• TASK OBJECTIVE
Could you pull every line from the listing below and reproduce each one without any changes?

• EXERCISE INPUT

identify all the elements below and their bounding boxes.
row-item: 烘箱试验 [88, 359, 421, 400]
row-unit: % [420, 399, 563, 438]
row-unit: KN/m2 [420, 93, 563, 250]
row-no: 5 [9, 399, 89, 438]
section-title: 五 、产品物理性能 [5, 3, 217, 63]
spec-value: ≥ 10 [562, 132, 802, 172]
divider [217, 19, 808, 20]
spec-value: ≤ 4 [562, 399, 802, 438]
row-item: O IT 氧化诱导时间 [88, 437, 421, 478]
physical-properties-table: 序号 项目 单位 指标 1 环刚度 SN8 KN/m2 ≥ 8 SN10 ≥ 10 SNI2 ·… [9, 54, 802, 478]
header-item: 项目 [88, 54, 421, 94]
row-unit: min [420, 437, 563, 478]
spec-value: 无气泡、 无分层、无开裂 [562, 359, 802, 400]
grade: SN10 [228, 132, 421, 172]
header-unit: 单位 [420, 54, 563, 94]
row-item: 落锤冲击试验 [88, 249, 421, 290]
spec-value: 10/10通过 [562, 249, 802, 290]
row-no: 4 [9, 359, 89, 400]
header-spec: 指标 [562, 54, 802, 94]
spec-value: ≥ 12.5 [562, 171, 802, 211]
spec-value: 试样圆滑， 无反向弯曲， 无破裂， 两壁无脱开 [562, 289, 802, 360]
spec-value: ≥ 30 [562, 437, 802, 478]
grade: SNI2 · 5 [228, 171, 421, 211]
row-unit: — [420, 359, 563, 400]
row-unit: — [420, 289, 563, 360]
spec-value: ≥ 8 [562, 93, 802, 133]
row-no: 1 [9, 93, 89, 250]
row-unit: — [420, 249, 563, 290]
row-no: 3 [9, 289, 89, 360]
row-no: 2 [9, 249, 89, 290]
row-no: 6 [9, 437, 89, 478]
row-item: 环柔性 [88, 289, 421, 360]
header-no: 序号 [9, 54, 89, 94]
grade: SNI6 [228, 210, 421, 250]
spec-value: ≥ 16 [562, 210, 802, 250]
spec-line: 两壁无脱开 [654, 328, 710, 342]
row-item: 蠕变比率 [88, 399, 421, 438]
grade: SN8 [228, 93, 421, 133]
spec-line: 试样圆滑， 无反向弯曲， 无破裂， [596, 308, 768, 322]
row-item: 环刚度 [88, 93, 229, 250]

• SOLUTION
identify all the elements below and their bounding boxes.
row-item: 烘箱试验 [88, 359, 421, 400]
row-unit: % [420, 399, 563, 438]
row-unit: KN/m2 [420, 93, 563, 250]
row-no: 5 [9, 399, 89, 438]
section-title: 五 、产品物理性能 [5, 3, 217, 63]
spec-value: ≥ 10 [562, 132, 802, 172]
divider [217, 19, 808, 20]
spec-value: ≤ 4 [562, 399, 802, 438]
row-item: O IT 氧化诱导时间 [88, 437, 421, 478]
physical-properties-table: 序号 项目 单位 指标 1 环刚度 SN8 KN/m2 ≥ 8 SN10 ≥ 10 SNI2 ·… [9, 54, 802, 478]
header-item: 项目 [88, 54, 421, 94]
row-unit: min [420, 437, 563, 478]
spec-value: 无气泡、 无分层、无开裂 [562, 359, 802, 400]
grade: SN10 [228, 132, 421, 172]
header-unit: 单位 [420, 54, 563, 94]
row-item: 落锤冲击试验 [88, 249, 421, 290]
spec-value: 10/10通过 [562, 249, 802, 290]
row-no: 4 [9, 359, 89, 400]
header-spec: 指标 [562, 54, 802, 94]
spec-value: ≥ 12.5 [562, 171, 802, 211]
spec-value: 试样圆滑， 无反向弯曲， 无破裂， 两壁无脱开 [562, 289, 802, 360]
spec-value: ≥ 30 [562, 437, 802, 478]
grade: SNI2 · 5 [228, 171, 421, 211]
row-unit: — [420, 359, 563, 400]
row-unit: — [420, 289, 563, 360]
spec-value: ≥ 8 [562, 93, 802, 133]
row-no: 1 [9, 93, 89, 250]
row-unit: — [420, 249, 563, 290]
row-no: 3 [9, 289, 89, 360]
row-no: 2 [9, 249, 89, 290]
row-no: 6 [9, 437, 89, 478]
row-item: 环柔性 [88, 289, 421, 360]
header-no: 序号 [9, 54, 89, 94]
grade: SNI6 [228, 210, 421, 250]
spec-value: ≥ 16 [562, 210, 802, 250]
spec-line: 两壁无脱开 [654, 328, 710, 342]
row-item: 蠕变比率 [88, 399, 421, 438]
grade: SN8 [228, 93, 421, 133]
spec-line: 试样圆滑， 无反向弯曲， 无破裂， [596, 308, 768, 322]
row-item: 环刚度 [88, 93, 229, 250]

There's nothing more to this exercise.